SHORT EXERCISE: Set down all of the data exactly as it appears.

RECORDS FOR PROCESSING:
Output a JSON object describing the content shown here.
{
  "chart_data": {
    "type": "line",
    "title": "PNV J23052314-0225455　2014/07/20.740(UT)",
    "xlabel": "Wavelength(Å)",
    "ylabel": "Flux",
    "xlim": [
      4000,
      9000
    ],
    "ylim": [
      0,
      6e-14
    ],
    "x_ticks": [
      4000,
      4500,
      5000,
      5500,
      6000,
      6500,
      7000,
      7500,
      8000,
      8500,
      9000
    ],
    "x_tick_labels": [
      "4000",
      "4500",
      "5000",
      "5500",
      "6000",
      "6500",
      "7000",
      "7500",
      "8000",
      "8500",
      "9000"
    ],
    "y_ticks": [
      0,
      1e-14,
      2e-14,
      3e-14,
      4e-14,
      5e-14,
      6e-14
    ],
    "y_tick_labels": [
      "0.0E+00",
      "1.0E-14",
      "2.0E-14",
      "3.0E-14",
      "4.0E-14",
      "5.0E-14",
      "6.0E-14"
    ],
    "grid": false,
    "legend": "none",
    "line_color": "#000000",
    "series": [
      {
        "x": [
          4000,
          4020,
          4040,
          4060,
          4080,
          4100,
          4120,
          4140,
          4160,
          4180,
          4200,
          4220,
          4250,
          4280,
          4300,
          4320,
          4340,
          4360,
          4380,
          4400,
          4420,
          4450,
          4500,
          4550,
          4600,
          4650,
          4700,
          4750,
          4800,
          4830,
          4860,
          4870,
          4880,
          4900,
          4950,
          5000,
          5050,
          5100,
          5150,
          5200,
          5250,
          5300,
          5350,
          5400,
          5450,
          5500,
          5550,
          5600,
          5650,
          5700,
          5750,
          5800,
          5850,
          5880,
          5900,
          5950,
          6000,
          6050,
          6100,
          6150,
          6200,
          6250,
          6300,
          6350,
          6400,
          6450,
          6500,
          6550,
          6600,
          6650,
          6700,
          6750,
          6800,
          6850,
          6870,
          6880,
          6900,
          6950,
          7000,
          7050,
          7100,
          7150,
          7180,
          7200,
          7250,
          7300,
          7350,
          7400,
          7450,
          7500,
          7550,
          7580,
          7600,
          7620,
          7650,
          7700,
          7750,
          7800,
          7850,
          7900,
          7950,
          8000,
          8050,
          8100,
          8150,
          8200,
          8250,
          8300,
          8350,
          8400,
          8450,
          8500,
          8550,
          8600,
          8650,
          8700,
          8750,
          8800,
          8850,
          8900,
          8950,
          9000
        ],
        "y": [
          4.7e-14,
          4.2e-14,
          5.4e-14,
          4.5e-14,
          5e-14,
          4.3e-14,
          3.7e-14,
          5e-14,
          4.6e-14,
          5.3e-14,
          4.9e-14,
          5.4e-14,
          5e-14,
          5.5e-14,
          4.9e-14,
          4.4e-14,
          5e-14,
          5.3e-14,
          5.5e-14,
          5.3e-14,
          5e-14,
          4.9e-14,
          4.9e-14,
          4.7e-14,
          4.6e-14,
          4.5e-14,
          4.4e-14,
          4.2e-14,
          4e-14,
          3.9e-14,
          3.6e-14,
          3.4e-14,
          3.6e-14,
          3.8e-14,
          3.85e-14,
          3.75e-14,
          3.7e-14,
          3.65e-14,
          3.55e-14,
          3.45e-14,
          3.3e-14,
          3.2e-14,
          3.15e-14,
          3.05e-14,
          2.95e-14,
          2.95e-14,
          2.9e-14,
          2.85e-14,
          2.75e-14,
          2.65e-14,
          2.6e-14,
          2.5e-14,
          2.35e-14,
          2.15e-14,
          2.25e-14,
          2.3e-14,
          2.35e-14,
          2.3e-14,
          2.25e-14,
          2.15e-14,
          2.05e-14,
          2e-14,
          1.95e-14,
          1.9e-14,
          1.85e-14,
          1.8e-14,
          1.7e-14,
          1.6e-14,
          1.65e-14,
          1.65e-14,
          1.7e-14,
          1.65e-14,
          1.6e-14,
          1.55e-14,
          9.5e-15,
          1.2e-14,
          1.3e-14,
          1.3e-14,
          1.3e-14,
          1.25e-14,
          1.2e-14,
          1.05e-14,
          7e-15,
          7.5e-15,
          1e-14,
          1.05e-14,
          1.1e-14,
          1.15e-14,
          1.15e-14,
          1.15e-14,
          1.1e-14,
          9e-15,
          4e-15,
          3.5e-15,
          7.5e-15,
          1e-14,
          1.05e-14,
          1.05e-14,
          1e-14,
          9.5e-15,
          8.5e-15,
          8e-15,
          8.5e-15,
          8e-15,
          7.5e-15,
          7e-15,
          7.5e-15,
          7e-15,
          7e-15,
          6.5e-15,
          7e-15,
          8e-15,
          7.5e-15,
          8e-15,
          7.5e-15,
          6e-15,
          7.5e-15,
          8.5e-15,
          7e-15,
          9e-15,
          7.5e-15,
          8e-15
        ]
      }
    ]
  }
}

EXERCISE RESPONSE:
Output a JSON object describing the content shown here.
{
  "chart_data": {
    "type": "line",
    "title": "PNV J23052314-0225455　2014/07/20.740(UT)",
    "xlabel": "Wavelength(Å)",
    "ylabel": "Flux",
    "xlim": [
      4000,
      9000
    ],
    "ylim": [
      0,
      6e-14
    ],
    "x_ticks": [
      4000,
      4500,
      5000,
      5500,
      6000,
      6500,
      7000,
      7500,
      8000,
      8500,
      9000
    ],
    "x_tick_labels": [
      "4000",
      "4500",
      "5000",
      "5500",
      "6000",
      "6500",
      "7000",
      "7500",
      "8000",
      "8500",
      "9000"
    ],
    "y_ticks": [
      0,
      1e-14,
      2e-14,
      3e-14,
      4e-14,
      5e-14,
      6e-14
    ],
    "y_tick_labels": [
      "0.0E+00",
      "1.0E-14",
      "2.0E-14",
      "3.0E-14",
      "4.0E-14",
      "5.0E-14",
      "6.0E-14"
    ],
    "grid": false,
    "legend": "none",
    "line_color": "#000000",
    "series": [
      {
        "x": [
          4000,
          4020,
          4040,
          4060,
          4080,
          4100,
          4120,
          4140,
          4160,
          4180,
          4200,
          4220,
          4250,
          4280,
          4300,
          4320,
          4340,
          4360,
          4380,
          4400,
          4420,
          4450,
          4500,
          4550,
          4600,
          4650,
          4700,
          4750,
          4800,
          4830,
          4860,
          4870,
          4880,
          4900,
          4950,
          5000,
          5050,
          5100,
          5150,
          5200,
          5250,
          5300,
          5350,
          5400,
          5450,
          5500,
          5550,
          5600,
          5650,
          5700,
          5750,
          5800,
          5850,
          5880,
          5900,
          5950,
          6000,
          6050,
          6100,
          6150,
          6200,
          6250,
          6300,
          6350,
          6400,
          6450,
          6500,
          6550,
          6600,
          6650,
          6700,
          6750,
          6800,
          6850,
          6870,
          6880,
          6900,
          6950,
          7000,
          7050,
          7100,
          7150,
          7180,
          7200,
          7250,
          7300,
          7350,
          7400,
          7450,
          7500,
          7550,
          7580,
          7600,
          7620,
          7650,
          7700,
          7750,
          7800,
          7850,
          7900,
          7950,
          8000,
          8050,
          8100,
          8150,
          8200,
          8250,
          8300,
          8350,
          8400,
          8450,
          8500,
          8550,
          8600,
          8650,
          8700,
          8750,
          8800,
          8850,
          8900,
          8950,
          9000
        ],
        "y": [
          4.7e-14,
          4.2e-14,
          5.4e-14,
          4.5e-14,
          5e-14,
          4.3e-14,
          3.7e-14,
          5e-14,
          4.6e-14,
          5.3e-14,
          4.9e-14,
          5.4e-14,
          5e-14,
          5.5e-14,
          4.9e-14,
          4.4e-14,
          5e-14,
          5.3e-14,
          5.5e-14,
          5.3e-14,
          5e-14,
          4.9e-14,
          4.9e-14,
          4.7e-14,
          4.6e-14,
          4.5e-14,
          4.4e-14,
          4.2e-14,
          4e-14,
          3.9e-14,
          3.6e-14,
          3.4e-14,
          3.6e-14,
          3.8e-14,
          3.85e-14,
          3.75e-14,
          3.7e-14,
          3.65e-14,
          3.55e-14,
          3.45e-14,
          3.3e-14,
          3.2e-14,
          3.15e-14,
          3.05e-14,
          2.95e-14,
          2.95e-14,
          2.9e-14,
          2.85e-14,
          2.75e-14,
          2.65e-14,
          2.6e-14,
          2.5e-14,
          2.35e-14,
          2.15e-14,
          2.25e-14,
          2.3e-14,
          2.35e-14,
          2.3e-14,
          2.25e-14,
          2.15e-14,
          2.05e-14,
          2e-14,
          1.95e-14,
          1.9e-14,
          1.85e-14,
          1.8e-14,
          1.7e-14,
          1.6e-14,
          1.65e-14,
          1.65e-14,
          1.7e-14,
          1.65e-14,
          1.6e-14,
          1.55e-14,
          9.5e-15,
          1.2e-14,
          1.3e-14,
          1.3e-14,
          1.3e-14,
          1.25e-14,
          1.2e-14,
          1.05e-14,
          7e-15,
          7.5e-15,
          1e-14,
          1.05e-14,
          1.1e-14,
          1.15e-14,
          1.15e-14,
          1.15e-14,
          1.1e-14,
          9e-15,
          4e-15,
          3.5e-15,
          7.5e-15,
          1e-14,
          1.05e-14,
          1.05e-14,
          1e-14,
          9.5e-15,
          8.5e-15,
          8e-15,
          8.5e-15,
          8e-15,
          7.5e-15,
          7e-15,
          7.5e-15,
          7e-15,
          7e-15,
          6.5e-15,
          7e-15,
          8e-15,
          7.5e-15,
          8e-15,
          7.5e-15,
          6e-15,
          7.5e-15,
          8.5e-15,
          7e-15,
          9e-15,
          7.5e-15,
          8e-15
        ]
      }
    ]
  }
}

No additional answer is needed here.